§ **TO DO**
Which lines below hold the word "color"? Copy all of them.

§ **EXTRACTED ENTRIES**

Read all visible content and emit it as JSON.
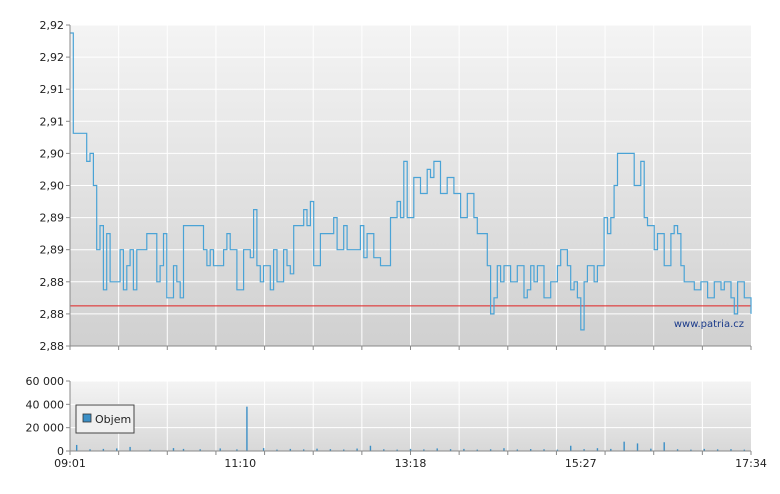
{
  "chart_data": [
    {
      "type": "line",
      "title": "",
      "xlabel": "",
      "ylabel": "",
      "ylim": [
        2.88,
        2.92
      ],
      "y_tick_labels": [
        "2,92",
        "2,92",
        "2,91",
        "2,91",
        "2,90",
        "2,90",
        "2,89",
        "2,89",
        "2,88",
        "2,88",
        "2,88"
      ],
      "grid": true,
      "reference_line": {
        "value": 2.885,
        "color": "#e02020"
      },
      "watermark": "www.patria.cz",
      "series": [
        {
          "color": "#4aa3d6",
          "points": [
            [
              0,
              2.919
            ],
            [
              1,
              2.9065
            ],
            [
              3,
              2.9065
            ],
            [
              5,
              2.903
            ],
            [
              6,
              2.904
            ],
            [
              7,
              2.9
            ],
            [
              8,
              2.892
            ],
            [
              9,
              2.895
            ],
            [
              10,
              2.887
            ],
            [
              11,
              2.894
            ],
            [
              12,
              2.888
            ],
            [
              14,
              2.888
            ],
            [
              15,
              2.892
            ],
            [
              16,
              2.887
            ],
            [
              17,
              2.89
            ],
            [
              18,
              2.892
            ],
            [
              19,
              2.887
            ],
            [
              20,
              2.892
            ],
            [
              22,
              2.892
            ],
            [
              23,
              2.894
            ],
            [
              25,
              2.894
            ],
            [
              26,
              2.888
            ],
            [
              27,
              2.89
            ],
            [
              28,
              2.894
            ],
            [
              29,
              2.886
            ],
            [
              30,
              2.886
            ],
            [
              31,
              2.89
            ],
            [
              32,
              2.888
            ],
            [
              33,
              2.886
            ],
            [
              34,
              2.895
            ],
            [
              39,
              2.895
            ],
            [
              40,
              2.892
            ],
            [
              41,
              2.89
            ],
            [
              42,
              2.892
            ],
            [
              43,
              2.89
            ],
            [
              45,
              2.89
            ],
            [
              46,
              2.892
            ],
            [
              47,
              2.894
            ],
            [
              48,
              2.892
            ],
            [
              49,
              2.892
            ],
            [
              50,
              2.887
            ],
            [
              51,
              2.887
            ],
            [
              52,
              2.892
            ],
            [
              53,
              2.892
            ],
            [
              54,
              2.891
            ],
            [
              55,
              2.897
            ],
            [
              56,
              2.89
            ],
            [
              57,
              2.888
            ],
            [
              58,
              2.89
            ],
            [
              59,
              2.89
            ],
            [
              60,
              2.887
            ],
            [
              61,
              2.892
            ],
            [
              62,
              2.888
            ],
            [
              63,
              2.888
            ],
            [
              64,
              2.892
            ],
            [
              65,
              2.89
            ],
            [
              66,
              2.889
            ],
            [
              67,
              2.895
            ],
            [
              69,
              2.895
            ],
            [
              70,
              2.897
            ],
            [
              71,
              2.895
            ],
            [
              72,
              2.898
            ],
            [
              73,
              2.89
            ],
            [
              74,
              2.89
            ],
            [
              75,
              2.894
            ],
            [
              78,
              2.894
            ],
            [
              79,
              2.896
            ],
            [
              80,
              2.892
            ],
            [
              81,
              2.892
            ],
            [
              82,
              2.895
            ],
            [
              83,
              2.892
            ],
            [
              84,
              2.892
            ],
            [
              86,
              2.892
            ],
            [
              87,
              2.895
            ],
            [
              88,
              2.891
            ],
            [
              89,
              2.894
            ],
            [
              90,
              2.894
            ],
            [
              91,
              2.891
            ],
            [
              92,
              2.891
            ],
            [
              93,
              2.89
            ],
            [
              95,
              2.89
            ],
            [
              96,
              2.896
            ],
            [
              97,
              2.896
            ],
            [
              98,
              2.898
            ],
            [
              99,
              2.896
            ],
            [
              100,
              2.903
            ],
            [
              101,
              2.896
            ],
            [
              102,
              2.896
            ],
            [
              103,
              2.901
            ],
            [
              104,
              2.901
            ],
            [
              105,
              2.899
            ],
            [
              106,
              2.899
            ],
            [
              107,
              2.902
            ],
            [
              108,
              2.901
            ],
            [
              109,
              2.903
            ],
            [
              110,
              2.903
            ],
            [
              111,
              2.899
            ],
            [
              112,
              2.899
            ],
            [
              113,
              2.901
            ],
            [
              115,
              2.899
            ],
            [
              116,
              2.899
            ],
            [
              117,
              2.896
            ],
            [
              118,
              2.896
            ],
            [
              119,
              2.899
            ],
            [
              120,
              2.899
            ],
            [
              121,
              2.896
            ],
            [
              122,
              2.894
            ],
            [
              124,
              2.894
            ],
            [
              125,
              2.89
            ],
            [
              126,
              2.884
            ],
            [
              127,
              2.886
            ],
            [
              128,
              2.89
            ],
            [
              129,
              2.888
            ],
            [
              130,
              2.89
            ],
            [
              131,
              2.89
            ],
            [
              132,
              2.888
            ],
            [
              133,
              2.888
            ],
            [
              134,
              2.89
            ],
            [
              135,
              2.89
            ],
            [
              136,
              2.886
            ],
            [
              137,
              2.887
            ],
            [
              138,
              2.89
            ],
            [
              139,
              2.888
            ],
            [
              140,
              2.89
            ],
            [
              141,
              2.89
            ],
            [
              142,
              2.886
            ],
            [
              143,
              2.886
            ],
            [
              144,
              2.888
            ],
            [
              145,
              2.888
            ],
            [
              146,
              2.89
            ],
            [
              147,
              2.892
            ],
            [
              148,
              2.892
            ],
            [
              149,
              2.89
            ],
            [
              150,
              2.887
            ],
            [
              151,
              2.888
            ],
            [
              152,
              2.886
            ],
            [
              153,
              2.882
            ],
            [
              154,
              2.888
            ],
            [
              155,
              2.89
            ],
            [
              156,
              2.89
            ],
            [
              157,
              2.888
            ],
            [
              158,
              2.89
            ],
            [
              159,
              2.89
            ],
            [
              160,
              2.896
            ],
            [
              161,
              2.894
            ],
            [
              162,
              2.896
            ],
            [
              163,
              2.9
            ],
            [
              164,
              2.904
            ],
            [
              168,
              2.904
            ],
            [
              169,
              2.9
            ],
            [
              170,
              2.9
            ],
            [
              171,
              2.903
            ],
            [
              172,
              2.896
            ],
            [
              173,
              2.895
            ],
            [
              175,
              2.892
            ],
            [
              176,
              2.894
            ],
            [
              177,
              2.894
            ],
            [
              178,
              2.89
            ],
            [
              179,
              2.89
            ],
            [
              180,
              2.894
            ],
            [
              181,
              2.895
            ],
            [
              182,
              2.894
            ],
            [
              183,
              2.89
            ],
            [
              184,
              2.888
            ],
            [
              186,
              2.888
            ],
            [
              187,
              2.887
            ],
            [
              188,
              2.887
            ],
            [
              189,
              2.888
            ],
            [
              190,
              2.888
            ],
            [
              191,
              2.886
            ],
            [
              192,
              2.886
            ],
            [
              193,
              2.888
            ],
            [
              194,
              2.888
            ],
            [
              195,
              2.887
            ],
            [
              196,
              2.888
            ],
            [
              197,
              2.888
            ],
            [
              198,
              2.886
            ],
            [
              199,
              2.884
            ],
            [
              200,
              2.888
            ],
            [
              201,
              2.888
            ],
            [
              202,
              2.886
            ],
            [
              203,
              2.886
            ],
            [
              204,
              2.884
            ]
          ]
        }
      ],
      "x_range": [
        0,
        204
      ],
      "x_tick_labels": [
        "09:01",
        "11:10",
        "13:18",
        "15:27",
        "17:34"
      ]
    },
    {
      "type": "bar",
      "title": "",
      "xlabel": "",
      "ylabel": "",
      "ylim": [
        0,
        60000
      ],
      "y_tick_labels": [
        "60 000",
        "40 000",
        "20 000",
        "0"
      ],
      "grid": true,
      "legend": {
        "position": "top-left",
        "entries": [
          "Objem"
        ]
      },
      "series": [
        {
          "name": "Objem",
          "color": "#3b8fc6",
          "x": [
            2,
            6,
            10,
            14,
            18,
            24,
            31,
            34,
            39,
            45,
            50,
            53,
            58,
            62,
            66,
            70,
            74,
            78,
            82,
            86,
            90,
            94,
            98,
            102,
            106,
            110,
            114,
            118,
            122,
            126,
            130,
            134,
            138,
            142,
            146,
            150,
            154,
            158,
            162,
            166,
            170,
            174,
            178,
            182,
            186,
            190,
            194,
            198,
            202
          ],
          "values": [
            5200,
            1500,
            1800,
            2200,
            3500,
            1200,
            2500,
            1800,
            1500,
            2200,
            1400,
            38000,
            2500,
            1200,
            1800,
            1400,
            2000,
            1600,
            1300,
            2100,
            4500,
            1500,
            1200,
            1800,
            1400,
            2200,
            1600,
            1800,
            1200,
            1500,
            2400,
            1300,
            1700,
            1500,
            1200,
            4500,
            1600,
            2400,
            1800,
            8000,
            6500,
            2000,
            7500,
            1500,
            1200,
            1800,
            1400,
            1600,
            1200
          ]
        }
      ],
      "x_range": [
        0,
        204
      ],
      "x_tick_labels": [
        "09:01",
        "11:10",
        "13:18",
        "15:27",
        "17:34"
      ]
    }
  ]
}
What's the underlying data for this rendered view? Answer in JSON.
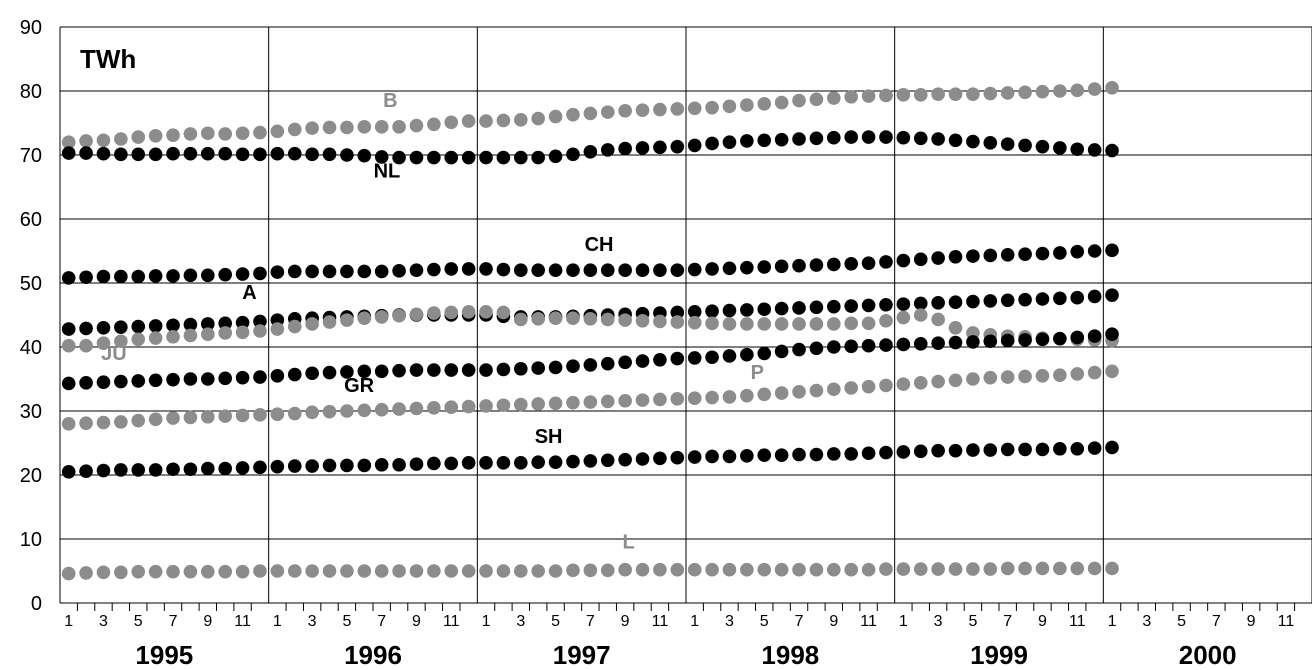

§ **FINISHED TASK**
        "color": "#e02020"
          "color": "#4aa3d6",
          "color": "#3b8fc6",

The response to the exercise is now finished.